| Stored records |
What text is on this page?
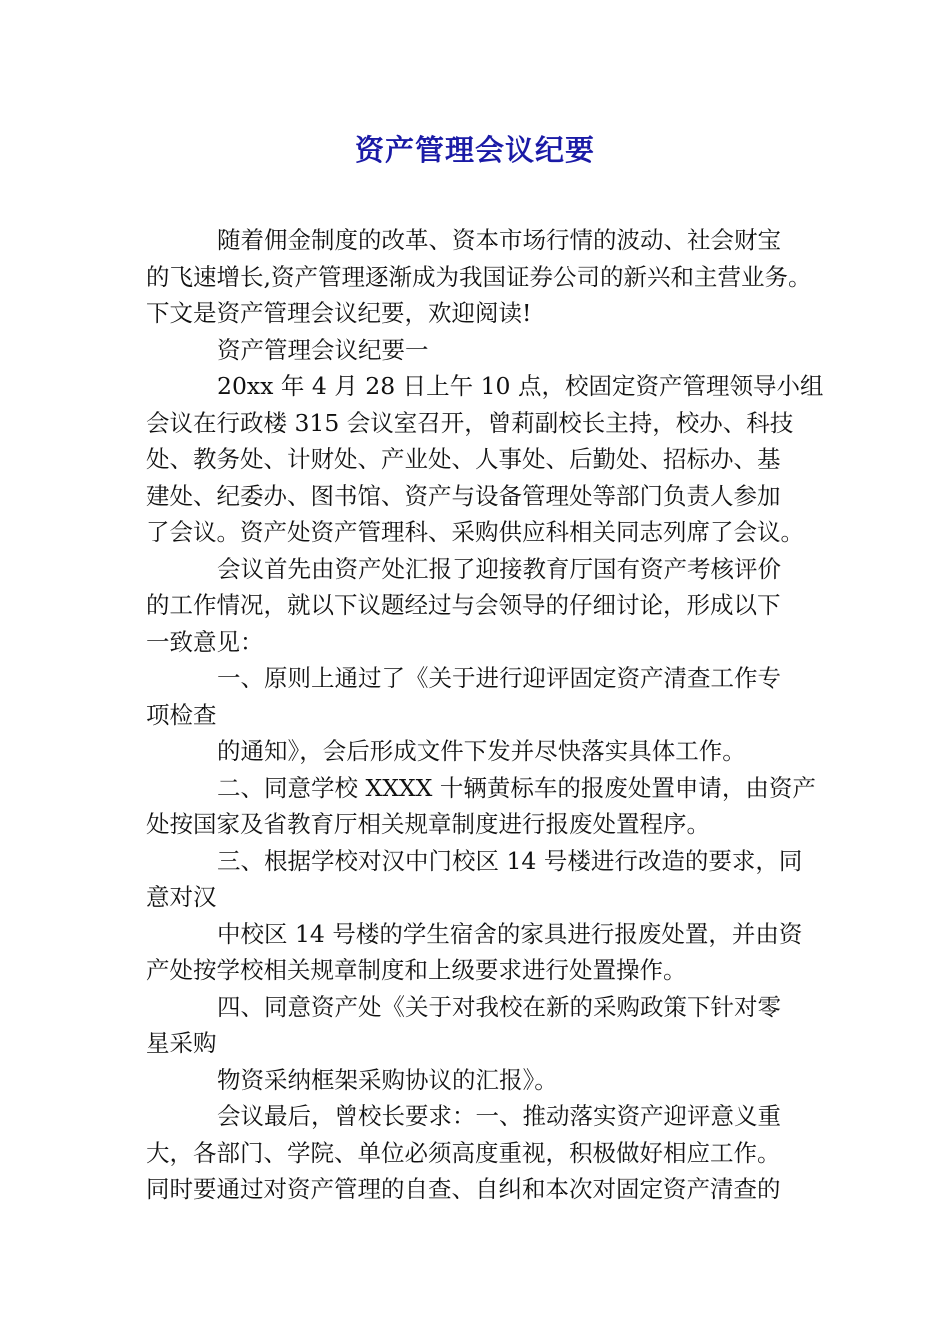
资产管理会议纪要
随着佣金制度的改革、资本市场行情的波动、社会财宝
的飞速增长,资产管理逐渐成为我国证券公司的新兴和主营业务。
下文是资产管理会议纪要，欢迎阅读!
资产管理会议纪要一
20xx 年 4 月 28 日上午 10 点，校固定资产管理领导小组
会议在行政楼 315 会议室召开，曾莉副校长主持，校办、科技
处、教务处、计财处、产业处、人事处、后勤处、招标办、基
建处、纪委办、图书馆、资产与设备管理处等部门负责人参加
了会议。资产处资产管理科、采购供应科相关同志列席了会议。
会议首先由资产处汇报了迎接教育厅国有资产考核评价
的工作情况，就以下议题经过与会领导的仔细讨论，形成以下
一致意见：
一、原则上通过了《关于进行迎评固定资产清查工作专
项检查
的通知》，会后形成文件下发并尽快落实具体工作。
二、同意学校 XXXX 十辆黄标车的报废处置申请，由资产
处按国家及省教育厅相关规章制度进行报废处置程序。
三、根据学校对汉中门校区 14 号楼进行改造的要求，同
意对汉
中校区 14 号楼的学生宿舍的家具进行报废处置，并由资
产处按学校相关规章制度和上级要求进行处置操作。
四、同意资产处《关于对我校在新的采购政策下针对零
星采购
物资采纳框架采购协议的汇报》。
会议最后，曾校长要求：一、推动落实资产迎评意义重
大，各部门、学院、单位必须高度重视，积极做好相应工作。
同时要通过对资产管理的自查、自纠和本次对固定资产清查的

| Task goal |
Without the images, write out each line of the data verbatim.

| Task solution |
What text is on this page?
资产管理会议纪要
随着佣金制度的改革、资本市场行情的波动、社会财宝
的飞速增长,资产管理逐渐成为我国证券公司的新兴和主营业务。
下文是资产管理会议纪要，欢迎阅读!
资产管理会议纪要一
20xx 年 4 月 28 日上午 10 点，校固定资产管理领导小组
会议在行政楼 315 会议室召开，曾莉副校长主持，校办、科技
处、教务处、计财处、产业处、人事处、后勤处、招标办、基
建处、纪委办、图书馆、资产与设备管理处等部门负责人参加
了会议。资产处资产管理科、采购供应科相关同志列席了会议。
会议首先由资产处汇报了迎接教育厅国有资产考核评价
的工作情况，就以下议题经过与会领导的仔细讨论，形成以下
一致意见：
一、原则上通过了《关于进行迎评固定资产清查工作专
项检查
的通知》，会后形成文件下发并尽快落实具体工作。
二、同意学校 XXXX 十辆黄标车的报废处置申请，由资产
处按国家及省教育厅相关规章制度进行报废处置程序。
三、根据学校对汉中门校区 14 号楼进行改造的要求，同
意对汉
中校区 14 号楼的学生宿舍的家具进行报废处置，并由资
产处按学校相关规章制度和上级要求进行处置操作。
四、同意资产处《关于对我校在新的采购政策下针对零
星采购
物资采纳框架采购协议的汇报》。
会议最后，曾校长要求：一、推动落实资产迎评意义重
大，各部门、学院、单位必须高度重视，积极做好相应工作。
同时要通过对资产管理的自查、自纠和本次对固定资产清查的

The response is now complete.